Textauszug
Zum Inhalt
Der 47jährige Jonathan Schotter hat keine leichte Zeit hinter sich: Dem erfolgreichen Werbetexter wurde aufgrund seines Alters gekündigt, seine Frau Susanne tauschte ihn mit einem feurigen Argentinier aus und zu allem Überfluss musste sich der frisch Geschiedene auch noch einer Herzklappen-OP unterziehen.
Um noch mal neu anzufangen, zieht Schotter von München nach Berlin, wo er trotz oder gerade wegen seines Vermögens von nun an das Leben eines Stadtstreichers führt. Er macht ausgiebige Spaziergänge durch Berlin, tingelt von einem Café zum nächsten und fährt kreuz und quer mit der U-Bahn. Auf einer dieser Fahrten sitzt er zwei Mädchen gegenüber, von denen eine beim überhasteten Ausstieg ihren Rucksack vergisst. Darin befindet sich neben Kleinkram auch ein ibook.
Von der Neugier getrieben knackt Schotter das Passwort und schnüffelt sich Datei für Datei durch das Leben der jungen Frau. Roula Rouge heißt sie, ist 23 Jahre alt und äußerst mysteriös.
Als sich die beiden nicht ganz zufällig wiedersehen, ist Jonathan endgültig fasziniert von der toughen Friseurin und auch Roula scheint nicht abgeneigt zu sein. Zwischen den beiden entspinnt sich eine leidenschaftliche Romanze, die Schotters Leben einen neuen Sinn gibt, allerdings weiß Roula nicht, dass ausgerechnet Schotter ihr heißgeliebtes ibook gestohlen hat…
Zur Umsetzung
„Roula Rouge“ habe ich mit Vergnügen gelesen! Zwar hat der Unterhaltungsroman hier und da kleine Längen, doch im Ganzen liest sich das Geschriebene durchaus spannend:
Der wohlhabende und modebewusste Jonathan Schotter tingelt nach seinem Umzug ziellos durch Berlin. Dabei erzählt er einerseits etwas teilnahmslos von seinen Eindrücken, andererseits begegnet er bereits auf den ersten Seiten Menschen, die ziemlich skurril wirken. Diese Nebenfiguren tragen zwar nicht direkt zur Handlung bei, helfen aber, den Leser bei Laune zu halten, bis die eigentliche Geschichte ins Rollen kommt.

Übungsaufgaben
a - Entnimm dem Textauszug den Abschnitt, der mit „Von der Neugier“ beginnt und sich bis einschließlich „und äußerst mysteriös.“ erstreckt.
b - Wie alt ist Roula Rouge laut dem Textauszug?

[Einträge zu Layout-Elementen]
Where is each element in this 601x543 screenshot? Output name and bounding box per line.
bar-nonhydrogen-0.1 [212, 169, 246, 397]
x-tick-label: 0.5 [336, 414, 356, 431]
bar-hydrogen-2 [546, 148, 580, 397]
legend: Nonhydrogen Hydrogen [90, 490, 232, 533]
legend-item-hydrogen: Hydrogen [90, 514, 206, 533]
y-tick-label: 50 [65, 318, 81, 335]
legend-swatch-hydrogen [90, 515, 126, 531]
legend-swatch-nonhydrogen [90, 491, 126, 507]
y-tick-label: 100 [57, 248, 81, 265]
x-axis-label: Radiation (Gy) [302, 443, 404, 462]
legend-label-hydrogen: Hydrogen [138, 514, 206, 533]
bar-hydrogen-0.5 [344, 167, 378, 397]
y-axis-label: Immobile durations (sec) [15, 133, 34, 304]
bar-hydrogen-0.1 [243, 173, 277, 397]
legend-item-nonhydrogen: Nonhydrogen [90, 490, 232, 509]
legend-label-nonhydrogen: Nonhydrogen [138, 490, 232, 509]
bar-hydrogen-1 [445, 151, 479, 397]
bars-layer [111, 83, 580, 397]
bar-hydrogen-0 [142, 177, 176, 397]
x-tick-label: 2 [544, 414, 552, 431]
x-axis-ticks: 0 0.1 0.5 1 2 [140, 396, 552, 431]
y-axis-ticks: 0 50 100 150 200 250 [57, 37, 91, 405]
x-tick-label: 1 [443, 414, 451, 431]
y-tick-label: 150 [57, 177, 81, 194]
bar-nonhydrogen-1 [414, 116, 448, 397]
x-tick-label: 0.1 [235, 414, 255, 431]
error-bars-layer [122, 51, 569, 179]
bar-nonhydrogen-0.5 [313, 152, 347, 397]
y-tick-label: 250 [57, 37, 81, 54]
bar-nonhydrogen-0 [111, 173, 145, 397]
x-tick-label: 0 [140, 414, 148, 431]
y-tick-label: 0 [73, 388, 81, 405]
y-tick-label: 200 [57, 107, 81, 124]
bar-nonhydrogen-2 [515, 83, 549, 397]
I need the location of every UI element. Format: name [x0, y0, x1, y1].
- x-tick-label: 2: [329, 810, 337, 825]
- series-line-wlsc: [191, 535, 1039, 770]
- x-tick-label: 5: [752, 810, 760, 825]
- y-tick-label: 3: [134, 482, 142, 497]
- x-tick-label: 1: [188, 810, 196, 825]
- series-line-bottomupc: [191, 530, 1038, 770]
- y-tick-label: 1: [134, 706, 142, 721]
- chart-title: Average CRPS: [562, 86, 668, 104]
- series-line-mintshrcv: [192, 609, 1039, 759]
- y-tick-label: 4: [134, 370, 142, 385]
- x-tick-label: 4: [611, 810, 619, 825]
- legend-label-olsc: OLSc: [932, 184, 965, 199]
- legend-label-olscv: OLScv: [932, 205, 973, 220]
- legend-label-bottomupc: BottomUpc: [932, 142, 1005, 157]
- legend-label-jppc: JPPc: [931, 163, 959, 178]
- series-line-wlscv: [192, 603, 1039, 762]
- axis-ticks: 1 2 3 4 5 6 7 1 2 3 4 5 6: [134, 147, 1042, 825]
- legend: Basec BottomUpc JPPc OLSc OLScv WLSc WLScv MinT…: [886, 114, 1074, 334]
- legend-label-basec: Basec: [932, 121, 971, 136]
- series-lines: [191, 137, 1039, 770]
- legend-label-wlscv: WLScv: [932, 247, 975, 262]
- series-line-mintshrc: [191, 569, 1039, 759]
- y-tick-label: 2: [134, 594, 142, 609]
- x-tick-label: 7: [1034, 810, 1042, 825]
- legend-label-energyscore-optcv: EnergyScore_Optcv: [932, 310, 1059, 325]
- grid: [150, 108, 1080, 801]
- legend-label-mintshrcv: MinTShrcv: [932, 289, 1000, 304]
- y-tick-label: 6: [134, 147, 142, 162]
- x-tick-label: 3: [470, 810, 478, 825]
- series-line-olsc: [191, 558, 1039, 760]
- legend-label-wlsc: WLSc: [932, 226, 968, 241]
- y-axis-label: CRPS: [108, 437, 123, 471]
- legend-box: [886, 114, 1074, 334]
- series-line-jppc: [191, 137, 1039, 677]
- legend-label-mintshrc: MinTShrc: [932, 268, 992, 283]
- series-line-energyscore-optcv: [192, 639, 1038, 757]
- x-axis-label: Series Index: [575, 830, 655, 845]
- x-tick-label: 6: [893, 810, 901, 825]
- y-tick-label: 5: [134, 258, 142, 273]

Lösungen
a -
Von der Neugier getrieben knackt Schotter das Passwort und schnüffelt sich Datei für Datei durch das Leben der jungen Frau. Roula Rouge heißt sie, ist 23 Jahre alt und äußerst mysteriös.

b - Sie ist 23 Jahre alt.